-- BEGIN Data for the task --

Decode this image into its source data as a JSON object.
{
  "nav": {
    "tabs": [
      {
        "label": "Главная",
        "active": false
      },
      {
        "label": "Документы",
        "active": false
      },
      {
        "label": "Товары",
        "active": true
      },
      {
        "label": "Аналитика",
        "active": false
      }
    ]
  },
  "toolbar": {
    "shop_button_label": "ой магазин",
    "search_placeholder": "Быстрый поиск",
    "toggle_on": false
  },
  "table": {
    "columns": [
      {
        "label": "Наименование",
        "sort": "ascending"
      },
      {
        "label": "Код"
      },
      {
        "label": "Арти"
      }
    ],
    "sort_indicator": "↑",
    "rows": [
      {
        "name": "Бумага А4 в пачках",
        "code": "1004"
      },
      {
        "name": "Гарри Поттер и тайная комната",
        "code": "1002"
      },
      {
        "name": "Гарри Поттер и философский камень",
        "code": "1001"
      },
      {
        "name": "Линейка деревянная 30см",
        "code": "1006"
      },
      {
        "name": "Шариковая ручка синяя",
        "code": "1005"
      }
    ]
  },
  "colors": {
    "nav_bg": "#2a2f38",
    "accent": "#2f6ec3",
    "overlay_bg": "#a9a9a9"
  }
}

-- END Data for the task --
-- BEGIN Data for the task --

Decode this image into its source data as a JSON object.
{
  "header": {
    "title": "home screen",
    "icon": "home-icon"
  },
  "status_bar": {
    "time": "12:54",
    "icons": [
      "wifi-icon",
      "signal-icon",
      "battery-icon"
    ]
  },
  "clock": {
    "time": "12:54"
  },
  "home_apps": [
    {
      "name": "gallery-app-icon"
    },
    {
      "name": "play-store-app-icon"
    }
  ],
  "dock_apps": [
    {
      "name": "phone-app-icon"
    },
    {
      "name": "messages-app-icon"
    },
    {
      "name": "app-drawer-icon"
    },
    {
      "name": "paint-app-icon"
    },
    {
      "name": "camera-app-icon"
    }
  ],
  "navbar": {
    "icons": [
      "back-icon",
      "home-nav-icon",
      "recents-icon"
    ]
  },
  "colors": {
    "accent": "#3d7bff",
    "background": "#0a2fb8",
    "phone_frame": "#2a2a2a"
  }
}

-- END Data for the task --
-- BEGIN Data for the task --

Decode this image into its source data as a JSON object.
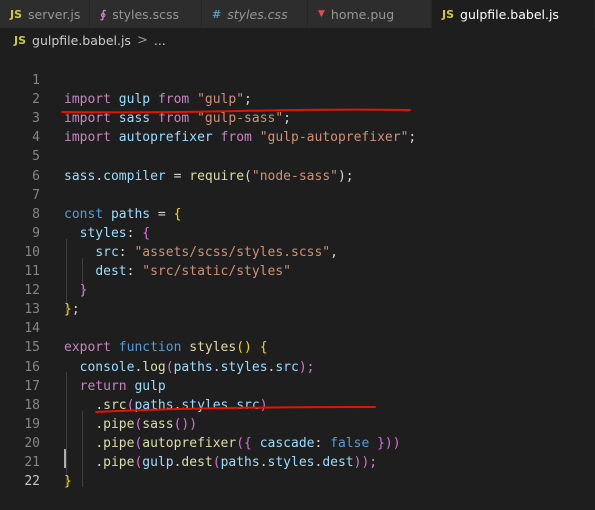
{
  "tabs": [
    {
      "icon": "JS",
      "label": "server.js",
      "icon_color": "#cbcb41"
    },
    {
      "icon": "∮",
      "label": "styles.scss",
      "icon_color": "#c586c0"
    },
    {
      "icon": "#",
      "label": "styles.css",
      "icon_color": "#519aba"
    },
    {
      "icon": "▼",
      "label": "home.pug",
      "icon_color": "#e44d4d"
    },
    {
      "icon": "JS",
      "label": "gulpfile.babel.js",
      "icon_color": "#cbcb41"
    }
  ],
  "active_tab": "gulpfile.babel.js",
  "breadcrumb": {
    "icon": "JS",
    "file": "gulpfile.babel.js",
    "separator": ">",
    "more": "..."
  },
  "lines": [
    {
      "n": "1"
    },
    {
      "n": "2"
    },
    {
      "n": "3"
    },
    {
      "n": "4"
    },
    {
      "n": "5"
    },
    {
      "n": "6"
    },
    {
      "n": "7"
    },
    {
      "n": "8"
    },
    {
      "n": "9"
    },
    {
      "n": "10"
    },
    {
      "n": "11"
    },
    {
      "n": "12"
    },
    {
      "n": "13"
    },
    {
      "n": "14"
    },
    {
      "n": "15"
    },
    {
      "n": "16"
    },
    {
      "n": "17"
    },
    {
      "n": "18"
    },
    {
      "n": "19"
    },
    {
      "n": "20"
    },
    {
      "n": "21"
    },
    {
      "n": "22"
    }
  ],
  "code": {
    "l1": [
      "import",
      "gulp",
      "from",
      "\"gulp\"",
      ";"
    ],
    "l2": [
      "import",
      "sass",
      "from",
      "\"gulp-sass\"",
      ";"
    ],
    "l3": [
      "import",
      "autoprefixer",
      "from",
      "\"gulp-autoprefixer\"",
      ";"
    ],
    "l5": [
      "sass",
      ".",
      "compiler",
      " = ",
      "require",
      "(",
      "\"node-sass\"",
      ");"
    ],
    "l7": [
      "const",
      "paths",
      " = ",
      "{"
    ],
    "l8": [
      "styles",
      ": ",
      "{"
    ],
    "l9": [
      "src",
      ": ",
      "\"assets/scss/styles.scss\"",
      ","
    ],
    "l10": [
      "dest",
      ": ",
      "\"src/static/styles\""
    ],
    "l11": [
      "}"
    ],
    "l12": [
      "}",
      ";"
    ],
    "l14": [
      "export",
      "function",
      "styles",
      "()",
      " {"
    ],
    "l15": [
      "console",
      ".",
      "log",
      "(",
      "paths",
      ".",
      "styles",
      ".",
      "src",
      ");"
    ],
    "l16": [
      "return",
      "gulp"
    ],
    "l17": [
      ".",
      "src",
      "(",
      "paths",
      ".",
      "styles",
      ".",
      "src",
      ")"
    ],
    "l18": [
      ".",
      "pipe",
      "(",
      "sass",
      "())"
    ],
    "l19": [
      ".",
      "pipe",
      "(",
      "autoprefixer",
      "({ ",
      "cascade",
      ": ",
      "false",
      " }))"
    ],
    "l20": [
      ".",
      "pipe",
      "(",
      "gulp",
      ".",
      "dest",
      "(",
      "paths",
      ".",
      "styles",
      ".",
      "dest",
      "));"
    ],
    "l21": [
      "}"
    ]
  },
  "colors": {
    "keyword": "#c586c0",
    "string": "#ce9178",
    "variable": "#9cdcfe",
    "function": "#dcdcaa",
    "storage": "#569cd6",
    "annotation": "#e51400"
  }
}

-- END Data for the task --

**Given instruction:**
Search the records for the word "Поттер", then list every line that has it.

**Complete output:**
        "name": "Гарри Поттер и тайная комната",
        "name": "Гарри Поттер и философский камень",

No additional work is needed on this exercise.